▶ _Aim of the exercise_: Copy each line from the data that has the word "other" in it.

[Records to use — start]

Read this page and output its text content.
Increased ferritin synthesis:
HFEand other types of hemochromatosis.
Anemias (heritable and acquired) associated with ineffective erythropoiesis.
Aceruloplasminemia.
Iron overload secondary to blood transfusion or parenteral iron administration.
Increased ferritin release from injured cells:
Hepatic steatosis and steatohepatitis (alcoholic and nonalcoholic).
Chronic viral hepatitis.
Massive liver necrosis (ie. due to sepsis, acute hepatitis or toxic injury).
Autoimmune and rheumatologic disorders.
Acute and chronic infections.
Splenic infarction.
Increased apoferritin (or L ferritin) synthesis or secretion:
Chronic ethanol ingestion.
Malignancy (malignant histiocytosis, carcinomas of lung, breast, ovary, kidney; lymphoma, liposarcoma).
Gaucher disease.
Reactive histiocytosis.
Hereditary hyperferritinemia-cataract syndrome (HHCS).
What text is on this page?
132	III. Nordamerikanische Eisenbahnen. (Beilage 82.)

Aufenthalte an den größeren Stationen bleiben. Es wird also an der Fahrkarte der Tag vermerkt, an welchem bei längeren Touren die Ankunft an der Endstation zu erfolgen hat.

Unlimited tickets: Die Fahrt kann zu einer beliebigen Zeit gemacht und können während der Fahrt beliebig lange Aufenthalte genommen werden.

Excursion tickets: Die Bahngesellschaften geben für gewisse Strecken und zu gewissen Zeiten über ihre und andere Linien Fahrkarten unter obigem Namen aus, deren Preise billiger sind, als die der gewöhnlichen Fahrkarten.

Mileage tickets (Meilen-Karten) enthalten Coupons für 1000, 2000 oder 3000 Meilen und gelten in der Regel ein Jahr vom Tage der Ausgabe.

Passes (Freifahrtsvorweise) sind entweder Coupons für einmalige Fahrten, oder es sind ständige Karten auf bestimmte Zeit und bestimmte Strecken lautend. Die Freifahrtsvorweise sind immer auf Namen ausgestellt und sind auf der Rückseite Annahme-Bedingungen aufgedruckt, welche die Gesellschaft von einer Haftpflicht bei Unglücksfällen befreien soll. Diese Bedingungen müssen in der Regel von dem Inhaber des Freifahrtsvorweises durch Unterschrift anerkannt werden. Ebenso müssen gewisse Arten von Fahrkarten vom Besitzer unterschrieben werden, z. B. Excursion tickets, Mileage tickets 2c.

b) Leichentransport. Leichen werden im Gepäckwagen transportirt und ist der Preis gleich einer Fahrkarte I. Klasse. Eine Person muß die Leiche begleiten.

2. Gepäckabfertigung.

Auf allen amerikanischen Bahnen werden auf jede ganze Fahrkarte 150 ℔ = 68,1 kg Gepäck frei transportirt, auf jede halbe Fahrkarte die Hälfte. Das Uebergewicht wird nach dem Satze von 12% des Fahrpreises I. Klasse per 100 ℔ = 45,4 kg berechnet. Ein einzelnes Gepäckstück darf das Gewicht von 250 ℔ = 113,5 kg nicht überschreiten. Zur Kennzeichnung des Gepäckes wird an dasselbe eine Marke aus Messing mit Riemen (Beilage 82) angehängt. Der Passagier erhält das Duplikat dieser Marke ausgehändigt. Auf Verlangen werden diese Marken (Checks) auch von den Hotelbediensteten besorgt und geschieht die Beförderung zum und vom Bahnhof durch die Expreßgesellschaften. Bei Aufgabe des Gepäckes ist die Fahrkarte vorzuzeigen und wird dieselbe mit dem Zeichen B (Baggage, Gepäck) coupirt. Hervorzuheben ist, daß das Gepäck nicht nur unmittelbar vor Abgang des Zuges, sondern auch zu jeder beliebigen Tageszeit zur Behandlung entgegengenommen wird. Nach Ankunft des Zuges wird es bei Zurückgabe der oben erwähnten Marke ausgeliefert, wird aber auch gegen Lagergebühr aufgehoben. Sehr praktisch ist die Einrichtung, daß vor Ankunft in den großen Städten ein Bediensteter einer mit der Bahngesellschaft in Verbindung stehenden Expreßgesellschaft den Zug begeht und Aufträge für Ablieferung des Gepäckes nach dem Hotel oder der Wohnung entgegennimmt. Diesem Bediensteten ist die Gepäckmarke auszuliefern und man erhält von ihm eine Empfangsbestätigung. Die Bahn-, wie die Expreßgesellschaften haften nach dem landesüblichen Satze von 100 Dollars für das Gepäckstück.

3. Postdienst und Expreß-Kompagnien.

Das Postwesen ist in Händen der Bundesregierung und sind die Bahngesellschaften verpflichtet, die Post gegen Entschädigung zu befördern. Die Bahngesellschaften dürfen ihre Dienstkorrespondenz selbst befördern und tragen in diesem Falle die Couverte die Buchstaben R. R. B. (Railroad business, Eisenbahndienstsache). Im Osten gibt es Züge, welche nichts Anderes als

[Records to use — finish]
[Records to use — start]

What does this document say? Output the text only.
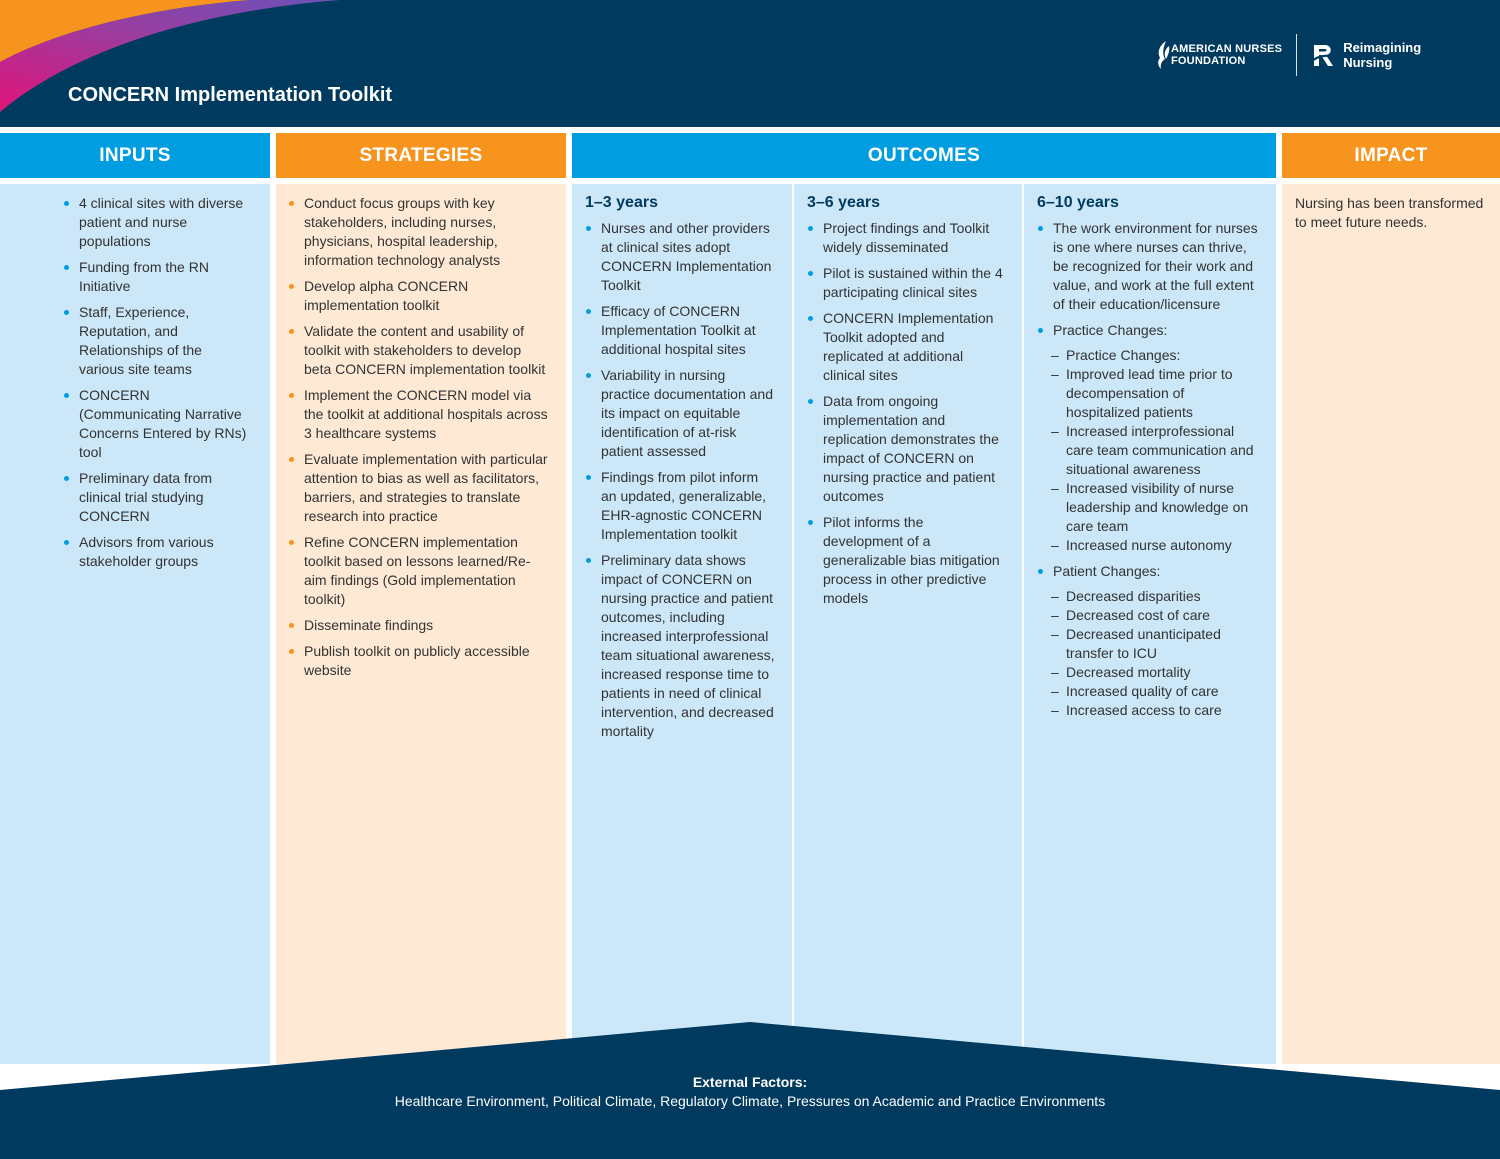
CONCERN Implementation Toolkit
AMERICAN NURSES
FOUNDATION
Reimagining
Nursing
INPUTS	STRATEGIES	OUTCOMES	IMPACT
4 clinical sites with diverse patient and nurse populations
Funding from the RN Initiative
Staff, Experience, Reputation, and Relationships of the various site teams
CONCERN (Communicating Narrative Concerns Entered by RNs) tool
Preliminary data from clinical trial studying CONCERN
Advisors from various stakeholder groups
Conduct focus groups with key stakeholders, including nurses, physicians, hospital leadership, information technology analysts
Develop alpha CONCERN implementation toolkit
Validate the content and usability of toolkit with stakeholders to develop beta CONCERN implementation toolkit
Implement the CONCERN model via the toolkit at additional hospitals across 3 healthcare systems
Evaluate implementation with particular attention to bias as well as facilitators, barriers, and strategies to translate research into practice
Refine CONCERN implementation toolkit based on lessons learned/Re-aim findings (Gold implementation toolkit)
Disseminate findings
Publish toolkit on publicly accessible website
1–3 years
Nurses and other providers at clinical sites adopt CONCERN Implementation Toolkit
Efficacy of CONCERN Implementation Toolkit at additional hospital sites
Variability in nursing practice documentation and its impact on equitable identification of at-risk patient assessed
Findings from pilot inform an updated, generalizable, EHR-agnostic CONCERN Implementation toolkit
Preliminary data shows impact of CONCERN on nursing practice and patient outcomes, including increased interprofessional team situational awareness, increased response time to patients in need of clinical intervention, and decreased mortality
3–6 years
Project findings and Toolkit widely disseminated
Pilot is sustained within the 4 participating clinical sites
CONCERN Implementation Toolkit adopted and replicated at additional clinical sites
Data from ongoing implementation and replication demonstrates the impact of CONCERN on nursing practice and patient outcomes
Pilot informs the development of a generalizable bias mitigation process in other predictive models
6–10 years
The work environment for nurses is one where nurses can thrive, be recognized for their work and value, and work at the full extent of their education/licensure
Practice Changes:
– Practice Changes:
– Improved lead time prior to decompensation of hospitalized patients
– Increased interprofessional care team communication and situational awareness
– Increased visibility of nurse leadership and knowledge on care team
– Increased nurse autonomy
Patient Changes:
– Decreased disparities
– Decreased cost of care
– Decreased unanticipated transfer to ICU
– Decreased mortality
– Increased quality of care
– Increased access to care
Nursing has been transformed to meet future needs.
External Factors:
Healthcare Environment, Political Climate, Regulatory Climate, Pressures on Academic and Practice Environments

[Records to use — finish]

▶ _Your solution_:
HFEand other types of hemochromatosis.
Nurses and other providers at clinical sites adopt CONCERN Implementation Toolkit
Pilot informs the development of a generalizable bias mitigation process in other predictive models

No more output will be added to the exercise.